### TASK INPUTS
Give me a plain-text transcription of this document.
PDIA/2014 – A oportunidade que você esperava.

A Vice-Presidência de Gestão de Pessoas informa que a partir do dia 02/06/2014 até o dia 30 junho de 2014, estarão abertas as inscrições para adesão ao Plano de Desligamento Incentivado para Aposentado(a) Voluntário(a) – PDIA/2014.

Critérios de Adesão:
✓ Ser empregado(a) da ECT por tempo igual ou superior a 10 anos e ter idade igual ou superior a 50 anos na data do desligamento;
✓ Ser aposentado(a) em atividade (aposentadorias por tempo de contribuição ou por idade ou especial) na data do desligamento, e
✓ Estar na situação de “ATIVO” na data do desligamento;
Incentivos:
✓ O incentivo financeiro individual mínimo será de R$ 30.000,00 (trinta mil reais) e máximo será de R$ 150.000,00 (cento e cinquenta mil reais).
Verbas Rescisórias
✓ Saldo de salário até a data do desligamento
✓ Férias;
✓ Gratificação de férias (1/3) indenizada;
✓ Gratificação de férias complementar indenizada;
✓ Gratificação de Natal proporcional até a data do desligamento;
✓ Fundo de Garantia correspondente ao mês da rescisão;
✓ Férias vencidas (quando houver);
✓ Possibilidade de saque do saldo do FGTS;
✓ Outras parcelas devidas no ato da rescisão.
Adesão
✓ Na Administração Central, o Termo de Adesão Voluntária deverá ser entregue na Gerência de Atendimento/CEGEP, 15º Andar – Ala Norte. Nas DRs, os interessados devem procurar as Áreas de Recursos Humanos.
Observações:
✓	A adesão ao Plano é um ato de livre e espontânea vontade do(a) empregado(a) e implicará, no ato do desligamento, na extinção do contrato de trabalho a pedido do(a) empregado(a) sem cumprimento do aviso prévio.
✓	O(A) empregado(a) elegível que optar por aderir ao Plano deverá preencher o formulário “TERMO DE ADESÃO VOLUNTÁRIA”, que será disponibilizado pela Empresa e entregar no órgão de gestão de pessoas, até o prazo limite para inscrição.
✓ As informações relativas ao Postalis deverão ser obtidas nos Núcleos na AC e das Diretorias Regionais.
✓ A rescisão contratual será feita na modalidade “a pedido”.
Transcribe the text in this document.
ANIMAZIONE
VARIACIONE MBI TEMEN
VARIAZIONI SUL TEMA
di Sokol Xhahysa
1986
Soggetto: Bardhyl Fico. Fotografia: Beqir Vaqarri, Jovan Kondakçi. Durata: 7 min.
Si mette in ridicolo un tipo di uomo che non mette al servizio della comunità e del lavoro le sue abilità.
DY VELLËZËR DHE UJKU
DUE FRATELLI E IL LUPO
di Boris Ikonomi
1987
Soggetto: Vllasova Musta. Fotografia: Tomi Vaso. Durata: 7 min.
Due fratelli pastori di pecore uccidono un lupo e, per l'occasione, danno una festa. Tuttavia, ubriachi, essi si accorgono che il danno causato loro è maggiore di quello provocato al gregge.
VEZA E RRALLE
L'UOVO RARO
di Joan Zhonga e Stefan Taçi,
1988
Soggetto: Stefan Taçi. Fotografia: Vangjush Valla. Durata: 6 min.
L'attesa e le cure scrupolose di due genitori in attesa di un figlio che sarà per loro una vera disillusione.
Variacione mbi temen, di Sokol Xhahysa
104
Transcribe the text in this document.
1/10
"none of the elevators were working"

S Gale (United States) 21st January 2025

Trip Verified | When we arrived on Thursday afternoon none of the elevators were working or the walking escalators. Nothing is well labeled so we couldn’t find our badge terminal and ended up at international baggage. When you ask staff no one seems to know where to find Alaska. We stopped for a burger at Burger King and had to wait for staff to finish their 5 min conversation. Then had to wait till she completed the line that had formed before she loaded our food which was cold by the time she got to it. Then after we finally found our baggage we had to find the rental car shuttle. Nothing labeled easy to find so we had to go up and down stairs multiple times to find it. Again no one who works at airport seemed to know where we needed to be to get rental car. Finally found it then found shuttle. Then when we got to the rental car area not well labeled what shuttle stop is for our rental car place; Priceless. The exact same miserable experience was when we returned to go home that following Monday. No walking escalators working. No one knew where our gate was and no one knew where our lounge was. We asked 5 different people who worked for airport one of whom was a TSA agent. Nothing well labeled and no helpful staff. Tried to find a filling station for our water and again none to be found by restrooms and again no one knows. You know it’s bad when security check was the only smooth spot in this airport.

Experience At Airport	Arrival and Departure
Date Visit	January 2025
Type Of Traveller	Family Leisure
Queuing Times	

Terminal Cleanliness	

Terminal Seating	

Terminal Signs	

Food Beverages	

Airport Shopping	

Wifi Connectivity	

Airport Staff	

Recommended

### EXERCISE TASK
Using the data above, output each line exactly.

### WRITTEN RESPONSE
Give me a plain-text transcription of this document.
PDIA/2014 – A oportunidade que você esperava.

A Vice-Presidência de Gestão de Pessoas informa que a partir do dia 02/06/2014 até o dia 30 junho de 2014, estarão abertas as inscrições para adesão ao Plano de Desligamento Incentivado para Aposentado(a) Voluntário(a) – PDIA/2014.

Critérios de Adesão:
✓ Ser empregado(a) da ECT por tempo igual ou superior a 10 anos e ter idade igual ou superior a 50 anos na data do desligamento;
✓ Ser aposentado(a) em atividade (aposentadorias por tempo de contribuição ou por idade ou especial) na data do desligamento, e
✓ Estar na situação de “ATIVO” na data do desligamento;
Incentivos:
✓ O incentivo financeiro individual mínimo será de R$ 30.000,00 (trinta mil reais) e máximo será de R$ 150.000,00 (cento e cinquenta mil reais).
Verbas Rescisórias
✓ Saldo de salário até a data do desligamento
✓ Férias;
✓ Gratificação de férias (1/3) indenizada;
✓ Gratificação de férias complementar indenizada;
✓ Gratificação de Natal proporcional até a data do desligamento;
✓ Fundo de Garantia correspondente ao mês da rescisão;
✓ Férias vencidas (quando houver);
✓ Possibilidade de saque do saldo do FGTS;
✓ Outras parcelas devidas no ato da rescisão.
Adesão
✓ Na Administração Central, o Termo de Adesão Voluntária deverá ser entregue na Gerência de Atendimento/CEGEP, 15º Andar – Ala Norte. Nas DRs, os interessados devem procurar as Áreas de Recursos Humanos.
Observações:
✓	A adesão ao Plano é um ato de livre e espontânea vontade do(a) empregado(a) e implicará, no ato do desligamento, na extinção do contrato de trabalho a pedido do(a) empregado(a) sem cumprimento do aviso prévio.
✓	O(A) empregado(a) elegível que optar por aderir ao Plano deverá preencher o formulário “TERMO DE ADESÃO VOLUNTÁRIA”, que será disponibilizado pela Empresa e entregar no órgão de gestão de pessoas, até o prazo limite para inscrição.
✓ As informações relativas ao Postalis deverão ser obtidas nos Núcleos na AC e das Diretorias Regionais.
✓ A rescisão contratual será feita na modalidade “a pedido”.
Transcribe the text in this document.
ANIMAZIONE
VARIACIONE MBI TEMEN
VARIAZIONI SUL TEMA
di Sokol Xhahysa
1986
Soggetto: Bardhyl Fico. Fotografia: Beqir Vaqarri, Jovan Kondakçi. Durata: 7 min.
Si mette in ridicolo un tipo di uomo che non mette al servizio della comunità e del lavoro le sue abilità.
DY VELLËZËR DHE UJKU
DUE FRATELLI E IL LUPO
di Boris Ikonomi
1987
Soggetto: Vllasova Musta. Fotografia: Tomi Vaso. Durata: 7 min.
Due fratelli pastori di pecore uccidono un lupo e, per l'occasione, danno una festa. Tuttavia, ubriachi, essi si accorgono che il danno causato loro è maggiore di quello provocato al gregge.
VEZA E RRALLE
L'UOVO RARO
di Joan Zhonga e Stefan Taçi,
1988
Soggetto: Stefan Taçi. Fotografia: Vangjush Valla. Durata: 6 min.
L'attesa e le cure scrupolose di due genitori in attesa di un figlio che sarà per loro una vera disillusione.
Variacione mbi temen, di Sokol Xhahysa
104
Transcribe the text in this document.
1/10
"none of the elevators were working"

S Gale (United States) 21st January 2025

Trip Verified | When we arrived on Thursday afternoon none of the elevators were working or the walking escalators. Nothing is well labeled so we couldn’t find our badge terminal and ended up at international baggage. When you ask staff no one seems to know where to find Alaska. We stopped for a burger at Burger King and had to wait for staff to finish their 5 min conversation. Then had to wait till she completed the line that had formed before she loaded our food which was cold by the time she got to it. Then after we finally found our baggage we had to find the rental car shuttle. Nothing labeled easy to find so we had to go up and down stairs multiple times to find it. Again no one who works at airport seemed to know where we needed to be to get rental car. Finally found it then found shuttle. Then when we got to the rental car area not well labeled what shuttle stop is for our rental car place; Priceless. The exact same miserable experience was when we returned to go home that following Monday. No walking escalators working. No one knew where our gate was and no one knew where our lounge was. We asked 5 different people who worked for airport one of whom was a TSA agent. Nothing well labeled and no helpful staff. Tried to find a filling station for our water and again none to be found by restrooms and again no one knows. You know it’s bad when security check was the only smooth spot in this airport.

Experience At Airport	Arrival and Departure
Date Visit	January 2025
Type Of Traveller	Family Leisure
Queuing Times	

Terminal Cleanliness	

Terminal Seating	

Terminal Signs	

Food Beverages	

Airport Shopping	

Wifi Connectivity	

Airport Staff	

Recommended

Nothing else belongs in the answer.